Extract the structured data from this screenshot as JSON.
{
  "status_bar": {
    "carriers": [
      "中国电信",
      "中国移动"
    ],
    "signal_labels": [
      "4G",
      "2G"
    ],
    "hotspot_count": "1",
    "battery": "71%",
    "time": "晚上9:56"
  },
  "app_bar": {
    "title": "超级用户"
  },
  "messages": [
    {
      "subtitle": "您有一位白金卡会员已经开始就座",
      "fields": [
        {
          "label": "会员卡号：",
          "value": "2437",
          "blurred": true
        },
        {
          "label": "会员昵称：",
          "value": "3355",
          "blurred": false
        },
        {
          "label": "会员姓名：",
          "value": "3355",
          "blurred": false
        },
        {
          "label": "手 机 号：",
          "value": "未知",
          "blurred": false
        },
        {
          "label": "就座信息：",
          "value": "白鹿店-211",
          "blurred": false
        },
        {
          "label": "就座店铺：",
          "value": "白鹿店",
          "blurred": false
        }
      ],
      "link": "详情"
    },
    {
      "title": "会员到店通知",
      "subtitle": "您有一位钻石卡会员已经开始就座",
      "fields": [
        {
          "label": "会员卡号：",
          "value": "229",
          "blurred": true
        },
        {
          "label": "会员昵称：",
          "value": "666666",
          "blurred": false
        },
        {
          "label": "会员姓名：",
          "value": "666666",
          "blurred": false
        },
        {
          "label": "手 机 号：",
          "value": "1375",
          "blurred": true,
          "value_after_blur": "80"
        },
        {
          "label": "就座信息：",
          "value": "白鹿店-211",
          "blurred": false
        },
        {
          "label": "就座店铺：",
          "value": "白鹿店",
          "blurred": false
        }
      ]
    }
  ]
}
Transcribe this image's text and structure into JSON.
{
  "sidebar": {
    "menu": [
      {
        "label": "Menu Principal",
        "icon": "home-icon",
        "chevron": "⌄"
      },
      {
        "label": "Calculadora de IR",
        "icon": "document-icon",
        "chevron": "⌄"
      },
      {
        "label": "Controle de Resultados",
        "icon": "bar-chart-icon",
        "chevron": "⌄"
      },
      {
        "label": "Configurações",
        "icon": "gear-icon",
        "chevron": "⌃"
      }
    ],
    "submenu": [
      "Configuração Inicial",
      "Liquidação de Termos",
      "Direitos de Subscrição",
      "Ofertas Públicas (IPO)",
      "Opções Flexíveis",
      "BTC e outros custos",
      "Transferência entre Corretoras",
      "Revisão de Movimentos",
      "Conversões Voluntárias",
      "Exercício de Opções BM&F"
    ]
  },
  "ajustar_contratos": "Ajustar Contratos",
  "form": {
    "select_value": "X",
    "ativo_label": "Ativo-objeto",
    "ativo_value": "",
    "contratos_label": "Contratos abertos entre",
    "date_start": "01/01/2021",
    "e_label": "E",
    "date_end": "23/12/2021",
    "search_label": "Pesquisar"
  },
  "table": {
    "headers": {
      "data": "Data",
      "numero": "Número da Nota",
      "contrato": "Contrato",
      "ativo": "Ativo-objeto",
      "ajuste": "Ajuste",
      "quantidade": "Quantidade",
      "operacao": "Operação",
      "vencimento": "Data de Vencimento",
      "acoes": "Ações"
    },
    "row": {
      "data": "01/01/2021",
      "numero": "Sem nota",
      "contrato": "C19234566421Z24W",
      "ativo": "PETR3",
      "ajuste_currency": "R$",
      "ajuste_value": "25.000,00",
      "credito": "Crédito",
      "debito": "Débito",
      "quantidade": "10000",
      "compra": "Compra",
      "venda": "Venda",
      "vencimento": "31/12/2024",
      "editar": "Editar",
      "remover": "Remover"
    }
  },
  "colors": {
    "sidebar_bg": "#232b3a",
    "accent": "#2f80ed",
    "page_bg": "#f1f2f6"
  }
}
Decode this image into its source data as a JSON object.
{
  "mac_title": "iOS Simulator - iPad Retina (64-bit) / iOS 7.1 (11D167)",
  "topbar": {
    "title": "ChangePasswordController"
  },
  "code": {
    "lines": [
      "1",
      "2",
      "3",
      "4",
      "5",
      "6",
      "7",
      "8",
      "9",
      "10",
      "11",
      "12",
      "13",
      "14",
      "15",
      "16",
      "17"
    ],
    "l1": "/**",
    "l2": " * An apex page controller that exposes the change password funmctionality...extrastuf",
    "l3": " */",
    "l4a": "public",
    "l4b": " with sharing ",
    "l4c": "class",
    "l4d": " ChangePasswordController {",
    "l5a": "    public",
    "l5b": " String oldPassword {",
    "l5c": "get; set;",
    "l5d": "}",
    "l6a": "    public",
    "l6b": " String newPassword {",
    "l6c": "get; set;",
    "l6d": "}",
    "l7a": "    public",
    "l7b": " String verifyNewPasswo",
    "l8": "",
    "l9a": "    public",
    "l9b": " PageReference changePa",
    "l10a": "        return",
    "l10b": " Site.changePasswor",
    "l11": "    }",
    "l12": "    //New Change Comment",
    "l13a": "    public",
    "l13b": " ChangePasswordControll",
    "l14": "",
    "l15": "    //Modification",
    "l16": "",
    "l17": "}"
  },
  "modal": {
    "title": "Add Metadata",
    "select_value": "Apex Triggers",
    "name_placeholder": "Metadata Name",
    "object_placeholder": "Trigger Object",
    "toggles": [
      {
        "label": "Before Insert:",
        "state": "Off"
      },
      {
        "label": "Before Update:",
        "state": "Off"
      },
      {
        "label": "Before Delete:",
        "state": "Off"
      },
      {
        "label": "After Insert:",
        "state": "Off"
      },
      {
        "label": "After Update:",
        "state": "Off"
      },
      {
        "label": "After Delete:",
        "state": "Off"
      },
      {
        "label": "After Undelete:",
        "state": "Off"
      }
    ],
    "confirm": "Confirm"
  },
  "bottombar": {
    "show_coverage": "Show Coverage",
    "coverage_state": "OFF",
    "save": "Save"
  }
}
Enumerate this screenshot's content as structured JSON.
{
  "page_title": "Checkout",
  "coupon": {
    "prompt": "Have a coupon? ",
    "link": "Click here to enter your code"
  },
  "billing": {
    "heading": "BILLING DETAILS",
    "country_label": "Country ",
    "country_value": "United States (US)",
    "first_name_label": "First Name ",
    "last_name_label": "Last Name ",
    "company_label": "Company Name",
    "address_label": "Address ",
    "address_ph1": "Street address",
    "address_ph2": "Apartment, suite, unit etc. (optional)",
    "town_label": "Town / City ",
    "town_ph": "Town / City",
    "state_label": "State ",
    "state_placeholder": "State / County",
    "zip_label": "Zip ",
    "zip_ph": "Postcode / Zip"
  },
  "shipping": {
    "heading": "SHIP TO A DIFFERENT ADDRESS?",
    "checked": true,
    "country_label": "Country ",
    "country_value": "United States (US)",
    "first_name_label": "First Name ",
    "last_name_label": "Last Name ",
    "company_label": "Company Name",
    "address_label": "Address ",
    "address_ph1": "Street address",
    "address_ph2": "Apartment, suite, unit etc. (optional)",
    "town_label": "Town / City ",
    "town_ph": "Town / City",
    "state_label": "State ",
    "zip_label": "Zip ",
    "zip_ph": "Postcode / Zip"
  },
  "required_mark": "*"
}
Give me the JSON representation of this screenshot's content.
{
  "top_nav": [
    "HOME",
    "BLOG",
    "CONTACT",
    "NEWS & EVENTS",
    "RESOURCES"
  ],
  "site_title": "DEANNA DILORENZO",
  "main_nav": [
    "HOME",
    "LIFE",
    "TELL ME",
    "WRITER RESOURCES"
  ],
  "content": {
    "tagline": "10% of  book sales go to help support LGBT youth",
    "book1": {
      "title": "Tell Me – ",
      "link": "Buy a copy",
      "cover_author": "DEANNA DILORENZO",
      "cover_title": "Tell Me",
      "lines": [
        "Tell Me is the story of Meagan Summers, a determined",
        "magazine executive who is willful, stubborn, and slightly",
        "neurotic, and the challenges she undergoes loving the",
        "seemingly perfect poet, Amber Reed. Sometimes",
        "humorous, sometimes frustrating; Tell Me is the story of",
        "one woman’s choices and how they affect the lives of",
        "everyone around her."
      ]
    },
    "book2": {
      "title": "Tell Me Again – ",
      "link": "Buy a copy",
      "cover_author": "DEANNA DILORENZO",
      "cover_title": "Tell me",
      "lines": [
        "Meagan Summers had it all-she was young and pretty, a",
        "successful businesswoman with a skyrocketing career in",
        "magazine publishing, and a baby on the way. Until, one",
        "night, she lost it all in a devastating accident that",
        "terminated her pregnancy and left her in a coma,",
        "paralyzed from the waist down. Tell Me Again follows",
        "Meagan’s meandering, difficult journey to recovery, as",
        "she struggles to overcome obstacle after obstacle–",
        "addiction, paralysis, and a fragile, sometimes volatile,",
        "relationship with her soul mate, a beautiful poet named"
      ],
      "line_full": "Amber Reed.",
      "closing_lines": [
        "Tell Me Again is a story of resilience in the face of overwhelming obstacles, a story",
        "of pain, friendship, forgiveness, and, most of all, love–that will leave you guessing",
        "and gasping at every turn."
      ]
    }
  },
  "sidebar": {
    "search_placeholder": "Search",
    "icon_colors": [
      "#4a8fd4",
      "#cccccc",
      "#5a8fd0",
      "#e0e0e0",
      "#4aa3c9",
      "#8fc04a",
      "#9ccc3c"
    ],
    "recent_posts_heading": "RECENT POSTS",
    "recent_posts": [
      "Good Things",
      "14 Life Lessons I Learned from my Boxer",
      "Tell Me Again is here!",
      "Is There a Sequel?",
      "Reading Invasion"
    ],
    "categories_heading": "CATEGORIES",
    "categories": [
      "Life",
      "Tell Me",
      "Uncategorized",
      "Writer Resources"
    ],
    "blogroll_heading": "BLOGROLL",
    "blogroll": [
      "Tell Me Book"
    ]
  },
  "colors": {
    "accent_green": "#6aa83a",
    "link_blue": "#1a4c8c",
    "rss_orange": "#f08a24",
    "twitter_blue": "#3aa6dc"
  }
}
··········
Go through the entries and return each line where the word "Contratos" appears.

  "ajustar_contratos": "Ajustar Contratos",
    "contratos_label": "Contratos abertos entre",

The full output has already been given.